• _GOAL OF THE EXERCISE_:
In the records below, locate the line containing "Give me a plain-text"; output that line and every following line through the last, exactly.

• _SUPPLIED MATERIAL_:
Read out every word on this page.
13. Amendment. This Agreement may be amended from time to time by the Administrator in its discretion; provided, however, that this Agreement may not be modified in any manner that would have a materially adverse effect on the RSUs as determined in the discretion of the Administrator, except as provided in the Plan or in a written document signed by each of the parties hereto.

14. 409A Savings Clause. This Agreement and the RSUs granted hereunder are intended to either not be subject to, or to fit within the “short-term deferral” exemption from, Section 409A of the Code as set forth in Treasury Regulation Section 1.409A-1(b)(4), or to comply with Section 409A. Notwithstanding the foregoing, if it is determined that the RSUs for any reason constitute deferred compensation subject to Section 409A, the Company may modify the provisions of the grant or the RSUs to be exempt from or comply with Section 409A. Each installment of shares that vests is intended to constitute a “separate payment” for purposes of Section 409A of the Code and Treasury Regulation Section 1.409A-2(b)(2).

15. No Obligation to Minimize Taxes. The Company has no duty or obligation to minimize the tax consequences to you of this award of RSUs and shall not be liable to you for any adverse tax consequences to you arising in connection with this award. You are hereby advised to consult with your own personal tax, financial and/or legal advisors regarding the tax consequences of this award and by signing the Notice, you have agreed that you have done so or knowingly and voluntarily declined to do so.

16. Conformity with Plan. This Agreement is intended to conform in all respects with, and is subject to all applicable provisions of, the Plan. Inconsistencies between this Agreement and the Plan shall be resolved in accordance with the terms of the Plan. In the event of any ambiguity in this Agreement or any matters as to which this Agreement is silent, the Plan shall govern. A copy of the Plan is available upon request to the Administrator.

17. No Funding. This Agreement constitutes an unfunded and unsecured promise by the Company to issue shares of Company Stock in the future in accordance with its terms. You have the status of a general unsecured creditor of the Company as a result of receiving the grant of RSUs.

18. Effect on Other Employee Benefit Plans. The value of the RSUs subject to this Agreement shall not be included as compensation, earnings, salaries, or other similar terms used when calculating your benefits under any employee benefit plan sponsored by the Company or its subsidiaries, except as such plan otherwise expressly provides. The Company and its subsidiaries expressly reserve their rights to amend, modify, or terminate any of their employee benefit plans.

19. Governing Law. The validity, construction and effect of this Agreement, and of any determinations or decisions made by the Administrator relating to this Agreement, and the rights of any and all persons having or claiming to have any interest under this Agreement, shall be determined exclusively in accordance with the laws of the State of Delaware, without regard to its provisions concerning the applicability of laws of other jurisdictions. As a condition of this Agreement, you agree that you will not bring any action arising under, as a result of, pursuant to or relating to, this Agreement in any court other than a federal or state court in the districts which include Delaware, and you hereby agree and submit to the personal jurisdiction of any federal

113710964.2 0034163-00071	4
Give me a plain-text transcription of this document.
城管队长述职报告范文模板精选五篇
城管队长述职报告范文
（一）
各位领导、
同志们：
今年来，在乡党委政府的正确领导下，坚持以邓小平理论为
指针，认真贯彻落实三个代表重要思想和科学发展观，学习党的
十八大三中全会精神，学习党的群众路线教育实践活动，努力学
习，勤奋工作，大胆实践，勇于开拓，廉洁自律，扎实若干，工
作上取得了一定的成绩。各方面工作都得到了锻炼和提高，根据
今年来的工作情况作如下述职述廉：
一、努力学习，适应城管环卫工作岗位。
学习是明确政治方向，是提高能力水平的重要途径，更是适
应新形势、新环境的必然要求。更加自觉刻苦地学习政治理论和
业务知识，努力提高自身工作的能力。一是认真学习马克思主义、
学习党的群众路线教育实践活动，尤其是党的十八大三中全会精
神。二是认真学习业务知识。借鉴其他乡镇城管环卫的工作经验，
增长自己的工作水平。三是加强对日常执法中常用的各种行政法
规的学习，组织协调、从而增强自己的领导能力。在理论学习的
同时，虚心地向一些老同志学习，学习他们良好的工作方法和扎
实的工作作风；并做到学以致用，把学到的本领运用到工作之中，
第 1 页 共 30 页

• _ANSWER TO THIS TASK_:
Give me a plain-text transcription of this document.
城管队长述职报告范文模板精选五篇
城管队长述职报告范文
（一）
各位领导、
同志们：
今年来，在乡党委政府的正确领导下，坚持以邓小平理论为
指针，认真贯彻落实三个代表重要思想和科学发展观，学习党的
十八大三中全会精神，学习党的群众路线教育实践活动，努力学
习，勤奋工作，大胆实践，勇于开拓，廉洁自律，扎实若干，工
作上取得了一定的成绩。各方面工作都得到了锻炼和提高，根据
今年来的工作情况作如下述职述廉：
一、努力学习，适应城管环卫工作岗位。
学习是明确政治方向，是提高能力水平的重要途径，更是适
应新形势、新环境的必然要求。更加自觉刻苦地学习政治理论和
业务知识，努力提高自身工作的能力。一是认真学习马克思主义、
学习党的群众路线教育实践活动，尤其是党的十八大三中全会精
神。二是认真学习业务知识。借鉴其他乡镇城管环卫的工作经验，
增长自己的工作水平。三是加强对日常执法中常用的各种行政法
规的学习，组织协调、从而增强自己的领导能力。在理论学习的
同时，虚心地向一些老同志学习，学习他们良好的工作方法和扎
实的工作作风；并做到学以致用，把学到的本领运用到工作之中，
第 1 页 共 30 页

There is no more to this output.